_Prompt:_
Search the data below for "Kulturális"; list each line that holds it.

--- BEGIN Supplied entries ---

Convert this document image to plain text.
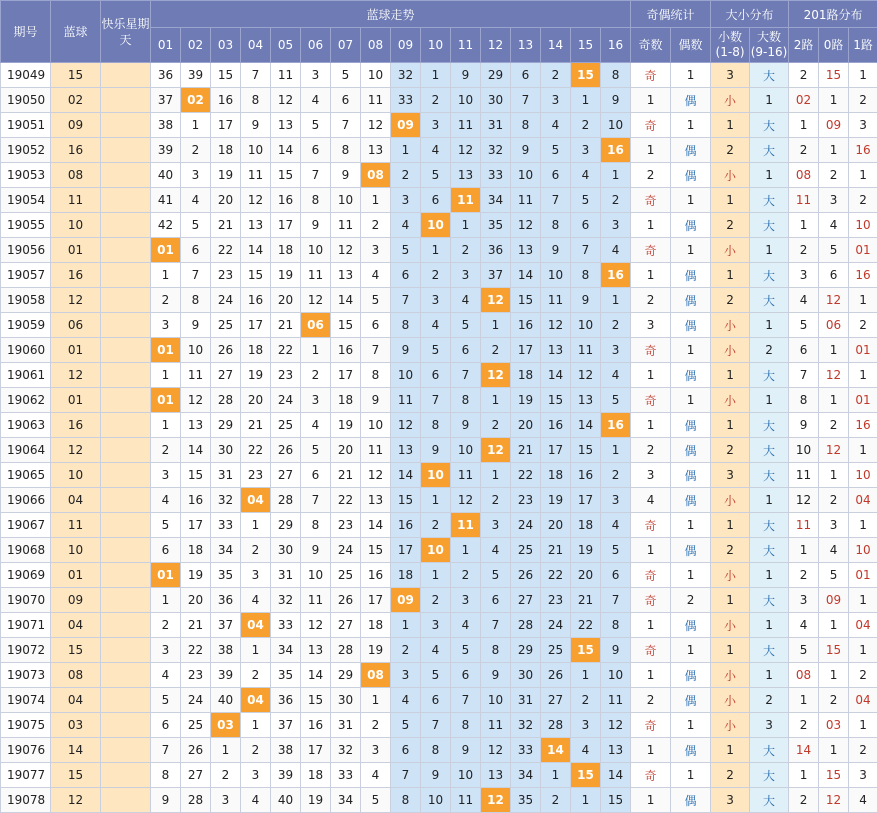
期号	蓝球	快乐星期天	蓝球走势																奇偶统计		大小分布		201路分布		
			01	02	03	04	05	06	07	08	09	10	11	12	13	14	15	16	奇数	偶数	小数(1-8)	大数(9-16)	2路	0路	1路
19049	15		36	39	15	7	11	3	5	10	32	1	9	29	6	2	15	8	奇	1	3	大	2	15	1
19050	02		37	02	16	8	12	4	6	11	33	2	10	30	7	3	1	9	1	偶	小	1	02	1	2
19051	09		38	1	17	9	13	5	7	12	09	3	11	31	8	4	2	10	奇	1	1	大	1	09	3
19052	16		39	2	18	10	14	6	8	13	1	4	12	32	9	5	3	16	1	偶	2	大	2	1	16
19053	08		40	3	19	11	15	7	9	08	2	5	13	33	10	6	4	1	2	偶	小	1	08	2	1
19054	11		41	4	20	12	16	8	10	1	3	6	11	34	11	7	5	2	奇	1	1	大	11	3	2
19055	10		42	5	21	13	17	9	11	2	4	10	1	35	12	8	6	3	1	偶	2	大	1	4	10
19056	01		01	6	22	14	18	10	12	3	5	1	2	36	13	9	7	4	奇	1	小	1	2	5	01
19057	16		1	7	23	15	19	11	13	4	6	2	3	37	14	10	8	16	1	偶	1	大	3	6	16
19058	12		2	8	24	16	20	12	14	5	7	3	4	12	15	11	9	1	2	偶	2	大	4	12	1
19059	06		3	9	25	17	21	06	15	6	8	4	5	1	16	12	10	2	3	偶	小	1	5	06	2
19060	01		01	10	26	18	22	1	16	7	9	5	6	2	17	13	11	3	奇	1	小	2	6	1	01
19061	12		1	11	27	19	23	2	17	8	10	6	7	12	18	14	12	4	1	偶	1	大	7	12	1
19062	01		01	12	28	20	24	3	18	9	11	7	8	1	19	15	13	5	奇	1	小	1	8	1	01
19063	16		1	13	29	21	25	4	19	10	12	8	9	2	20	16	14	16	1	偶	1	大	9	2	16
19064	12		2	14	30	22	26	5	20	11	13	9	10	12	21	17	15	1	2	偶	2	大	10	12	1
19065	10		3	15	31	23	27	6	21	12	14	10	11	1	22	18	16	2	3	偶	3	大	11	1	10
19066	04		4	16	32	04	28	7	22	13	15	1	12	2	23	19	17	3	4	偶	小	1	12	2	04
19067	11		5	17	33	1	29	8	23	14	16	2	11	3	24	20	18	4	奇	1	1	大	11	3	1
19068	10		6	18	34	2	30	9	24	15	17	10	1	4	25	21	19	5	1	偶	2	大	1	4	10
19069	01		01	19	35	3	31	10	25	16	18	1	2	5	26	22	20	6	奇	1	小	1	2	5	01
19070	09		1	20	36	4	32	11	26	17	09	2	3	6	27	23	21	7	奇	2	1	大	3	09	1
19071	04		2	21	37	04	33	12	27	18	1	3	4	7	28	24	22	8	1	偶	小	1	4	1	04
19072	15		3	22	38	1	34	13	28	19	2	4	5	8	29	25	15	9	奇	1	1	大	5	15	1
19073	08		4	23	39	2	35	14	29	08	3	5	6	9	30	26	1	10	1	偶	小	1	08	1	2
19074	04		5	24	40	04	36	15	30	1	4	6	7	10	31	27	2	11	2	偶	小	2	1	2	04
19075	03		6	25	03	1	37	16	31	2	5	7	8	11	32	28	3	12	奇	1	小	3	2	03	1
19076	14		7	26	1	2	38	17	32	3	6	8	9	12	33	14	4	13	1	偶	1	大	14	1	2
19077	15		8	27	2	3	39	18	33	4	7	9	10	13	34	1	15	14	奇	1	2	大	1	15	3
19078	12		9	28	3	4	40	19	34	5	8	10	11	12	35	2	1	15	1	偶	3	大	2	12	4
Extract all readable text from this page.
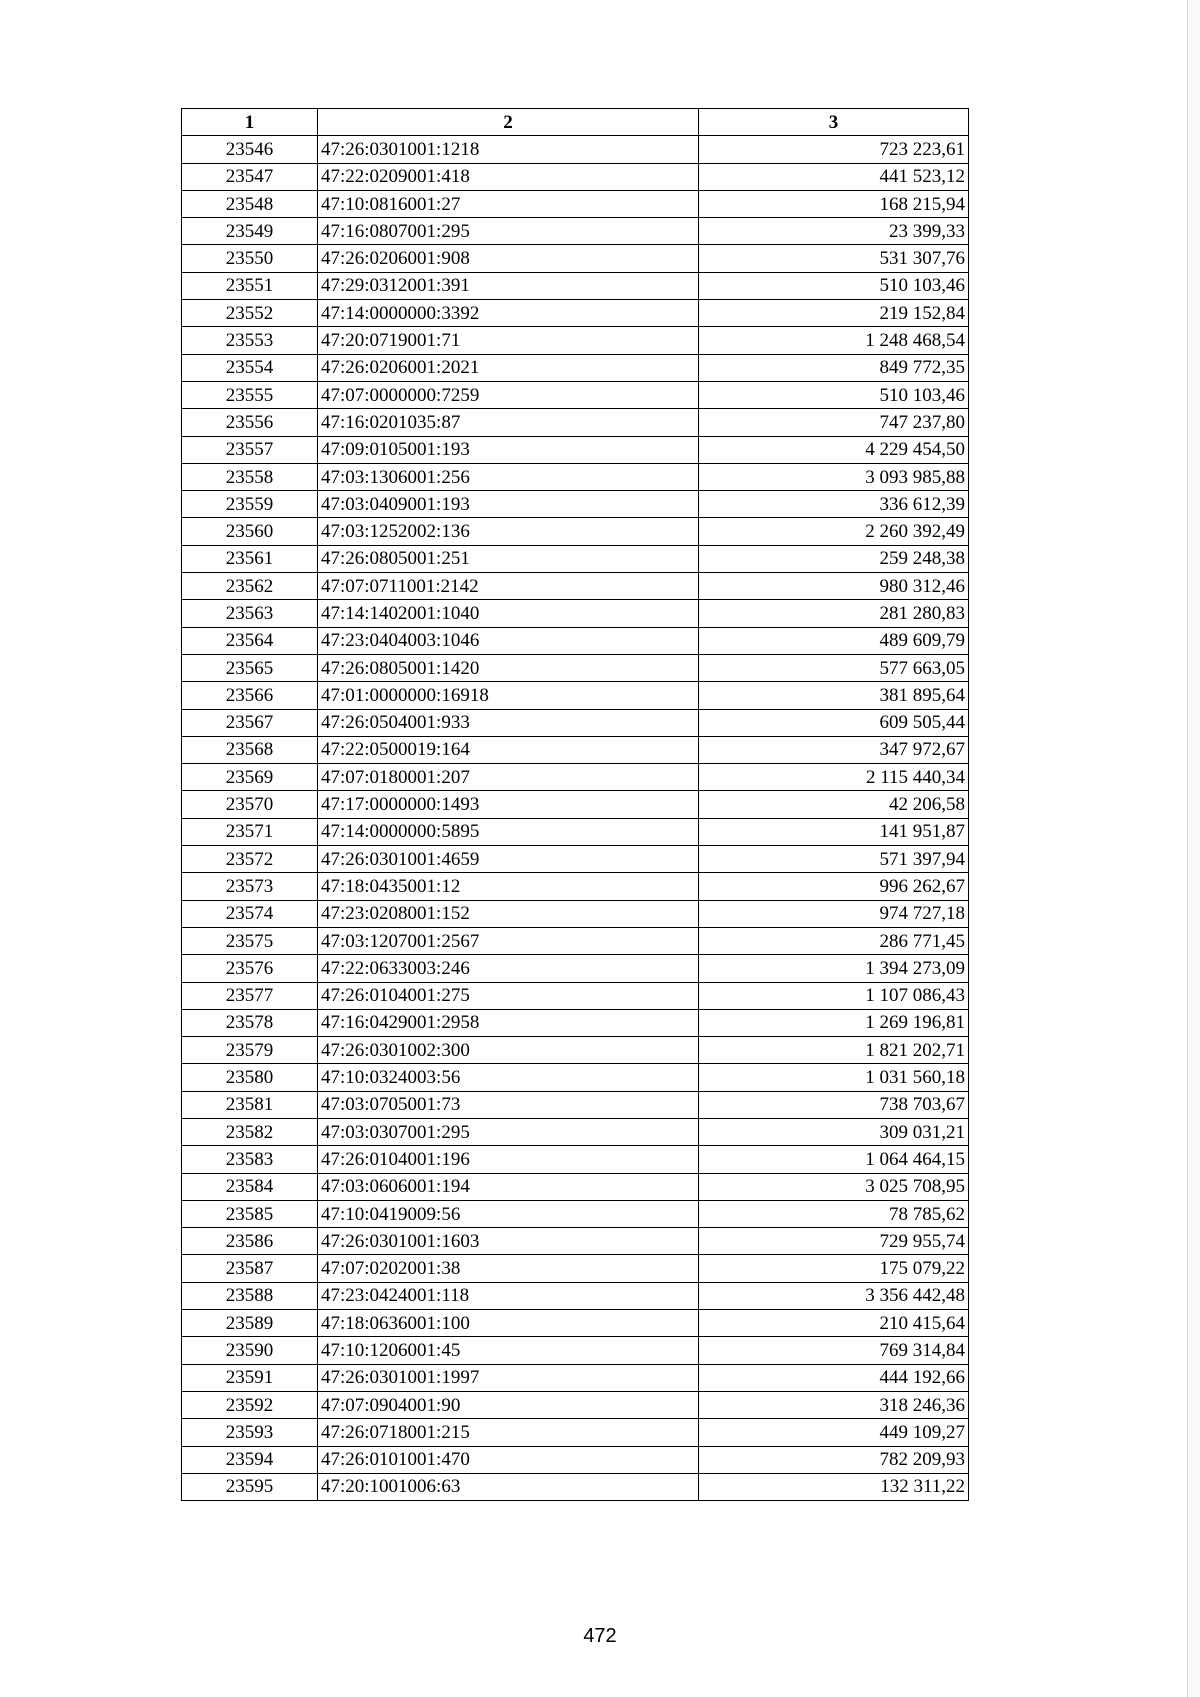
1	2	3
23546	47:26:0301001:1218	723 223,61
23547	47:22:0209001:418	441 523,12
23548	47:10:0816001:27	168 215,94
23549	47:16:0807001:295	23 399,33
23550	47:26:0206001:908	531 307,76
23551	47:29:0312001:391	510 103,46
23552	47:14:0000000:3392	219 152,84
23553	47:20:0719001:71	1 248 468,54
23554	47:26:0206001:2021	849 772,35
23555	47:07:0000000:7259	510 103,46
23556	47:16:0201035:87	747 237,80
23557	47:09:0105001:193	4 229 454,50
23558	47:03:1306001:256	3 093 985,88
23559	47:03:0409001:193	336 612,39
23560	47:03:1252002:136	2 260 392,49
23561	47:26:0805001:251	259 248,38
23562	47:07:0711001:2142	980 312,46
23563	47:14:1402001:1040	281 280,83
23564	47:23:0404003:1046	489 609,79
23565	47:26:0805001:1420	577 663,05
23566	47:01:0000000:16918	381 895,64
23567	47:26:0504001:933	609 505,44
23568	47:22:0500019:164	347 972,67
23569	47:07:0180001:207	2 115 440,34
23570	47:17:0000000:1493	42 206,58
23571	47:14:0000000:5895	141 951,87
23572	47:26:0301001:4659	571 397,94
23573	47:18:0435001:12	996 262,67
23574	47:23:0208001:152	974 727,18
23575	47:03:1207001:2567	286 771,45
23576	47:22:0633003:246	1 394 273,09
23577	47:26:0104001:275	1 107 086,43
23578	47:16:0429001:2958	1 269 196,81
23579	47:26:0301002:300	1 821 202,71
23580	47:10:0324003:56	1 031 560,18
23581	47:03:0705001:73	738 703,67
23582	47:03:0307001:295	309 031,21
23583	47:26:0104001:196	1 064 464,15
23584	47:03:0606001:194	3 025 708,95
23585	47:10:0419009:56	78 785,62
23586	47:26:0301001:1603	729 955,74
23587	47:07:0202001:38	175 079,22
23588	47:23:0424001:118	3 356 442,48
23589	47:18:0636001:100	210 415,64
23590	47:10:1206001:45	769 314,84
23591	47:26:0301001:1997	444 192,66
23592	47:07:0904001:90	318 246,36
23593	47:26:0718001:215	449 109,27
23594	47:26:0101001:470	782 209,93
23595	47:20:1001006:63	132 311,22
472
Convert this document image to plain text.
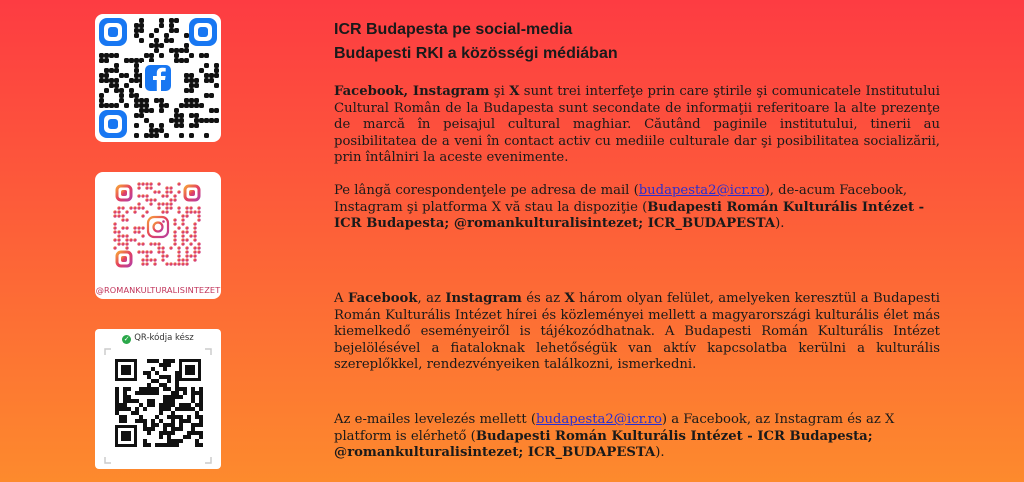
@ROMANKULTURALISINTEZET
✓ QR-kódja kész
ICR Budapesta pe social-media
Budapesti RKI a közösségi médiában
Facebook, Instagram şi X sunt trei interfeţe prin care ştirile şi comunicatele Institutului Cultural Român de la Budapesta sunt secondate de informaţii referitoare la alte prezenţe de marcă în peisajul cultural maghiar. Căutând paginile institutului, tinerii au posibilitatea de a veni în contact activ cu mediile culturale dar şi posibilitatea socializării, prin întâlniri la aceste evenimente.
Pe lângă corespondenţele pe adresa de mail (budapesta2@icr.ro), de-acum Facebook, Instagram şi platforma X vă stau la dispoziţie (Budapesti Román Kulturális Intézet - ICR Budapesta; @romankulturalisintezet; ICR_BUDAPESTA).
A Facebook, az Instagram és az X három olyan felület, amelyeken keresztül a Budapesti Román Kulturális Intézet hírei és közleményei mellett a magyarországi kulturális élet más kiemelkedő eseményeiről is tájékozódhatnak. A Budapesti Román Kulturális Intézet bejelölésével a fiataloknak lehetőségük van aktív kapcsolatba kerülni a kulturális szereplőkkel, rendezvényeiken találkozni, ismerkedni.
Az e-mailes levelezés mellett (budapesta2@icr.ro) a Facebook, az Instagram és az X platform is elérhető (Budapesti Román Kulturális Intézet - ICR Budapesta; @romankulturalisintezet; ICR_BUDAPESTA).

--- END Supplied entries ---

_Task answer:_
Pe lângă corespondenţele pe adresa de mail (budapesta2@icr.ro), de-acum Facebook, Instagram şi platforma X vă stau la dispoziţie (Budapesti Román Kulturális Intézet - ICR Budapesta; @romankulturalisintezet; ICR_BUDAPESTA).
A Facebook, az Instagram és az X három olyan felület, amelyeken keresztül a Budapesti Román Kulturális Intézet hírei és közleményei mellett a magyarországi kulturális élet más kiemelkedő eseményeiről is tájékozódhatnak. A Budapesti Román Kulturális Intézet bejelölésével a fiataloknak lehetőségük van aktív kapcsolatba kerülni a kulturális szereplőkkel, rendezvényeiken találkozni, ismerkedni.
Az e-mailes levelezés mellett (budapesta2@icr.ro) a Facebook, az Instagram és az X platform is elérhető (Budapesti Román Kulturális Intézet - ICR Budapesta; @romankulturalisintezet; ICR_BUDAPESTA).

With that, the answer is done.